<<<<
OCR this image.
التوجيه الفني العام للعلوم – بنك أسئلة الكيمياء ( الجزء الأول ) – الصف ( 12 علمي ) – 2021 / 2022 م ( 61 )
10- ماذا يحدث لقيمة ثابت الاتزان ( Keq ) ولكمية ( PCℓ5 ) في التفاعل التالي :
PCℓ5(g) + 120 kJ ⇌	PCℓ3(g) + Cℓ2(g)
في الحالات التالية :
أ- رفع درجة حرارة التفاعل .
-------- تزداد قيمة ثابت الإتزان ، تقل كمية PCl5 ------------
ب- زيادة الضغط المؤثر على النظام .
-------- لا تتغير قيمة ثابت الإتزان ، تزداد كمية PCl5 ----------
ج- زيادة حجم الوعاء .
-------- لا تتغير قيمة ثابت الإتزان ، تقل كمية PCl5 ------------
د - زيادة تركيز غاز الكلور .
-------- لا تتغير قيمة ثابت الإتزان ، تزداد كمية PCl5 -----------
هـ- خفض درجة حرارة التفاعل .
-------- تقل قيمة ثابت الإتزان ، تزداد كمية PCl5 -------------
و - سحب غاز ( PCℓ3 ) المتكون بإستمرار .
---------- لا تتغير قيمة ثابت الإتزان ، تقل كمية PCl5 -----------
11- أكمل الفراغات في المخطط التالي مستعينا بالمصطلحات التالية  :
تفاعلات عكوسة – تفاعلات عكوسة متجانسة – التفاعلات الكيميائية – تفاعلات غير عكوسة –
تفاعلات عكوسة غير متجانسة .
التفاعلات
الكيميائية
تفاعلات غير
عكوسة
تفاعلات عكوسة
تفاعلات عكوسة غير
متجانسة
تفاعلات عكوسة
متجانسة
>>>>
Stated exercise:
Copy the entries above exactly, leaving none out.

Response to the task:
OCR this image.
التوجيه الفني العام للعلوم – بنك أسئلة الكيمياء ( الجزء الأول ) – الصف ( 12 علمي ) – 2021 / 2022 م ( 61 )
10- ماذا يحدث لقيمة ثابت الاتزان ( Keq ) ولكمية ( PCℓ5 ) في التفاعل التالي :
PCℓ5(g) + 120 kJ ⇌	PCℓ3(g) + Cℓ2(g)
في الحالات التالية :
أ- رفع درجة حرارة التفاعل .
-------- تزداد قيمة ثابت الإتزان ، تقل كمية PCl5 ------------
ب- زيادة الضغط المؤثر على النظام .
-------- لا تتغير قيمة ثابت الإتزان ، تزداد كمية PCl5 ----------
ج- زيادة حجم الوعاء .
-------- لا تتغير قيمة ثابت الإتزان ، تقل كمية PCl5 ------------
د - زيادة تركيز غاز الكلور .
-------- لا تتغير قيمة ثابت الإتزان ، تزداد كمية PCl5 -----------
هـ- خفض درجة حرارة التفاعل .
-------- تقل قيمة ثابت الإتزان ، تزداد كمية PCl5 -------------
و - سحب غاز ( PCℓ3 ) المتكون بإستمرار .
---------- لا تتغير قيمة ثابت الإتزان ، تقل كمية PCl5 -----------
11- أكمل الفراغات في المخطط التالي مستعينا بالمصطلحات التالية  :
تفاعلات عكوسة – تفاعلات عكوسة متجانسة – التفاعلات الكيميائية – تفاعلات غير عكوسة –
تفاعلات عكوسة غير متجانسة .
التفاعلات
الكيميائية
تفاعلات غير
عكوسة
تفاعلات عكوسة
تفاعلات عكوسة غير
متجانسة
تفاعلات عكوسة
متجانسة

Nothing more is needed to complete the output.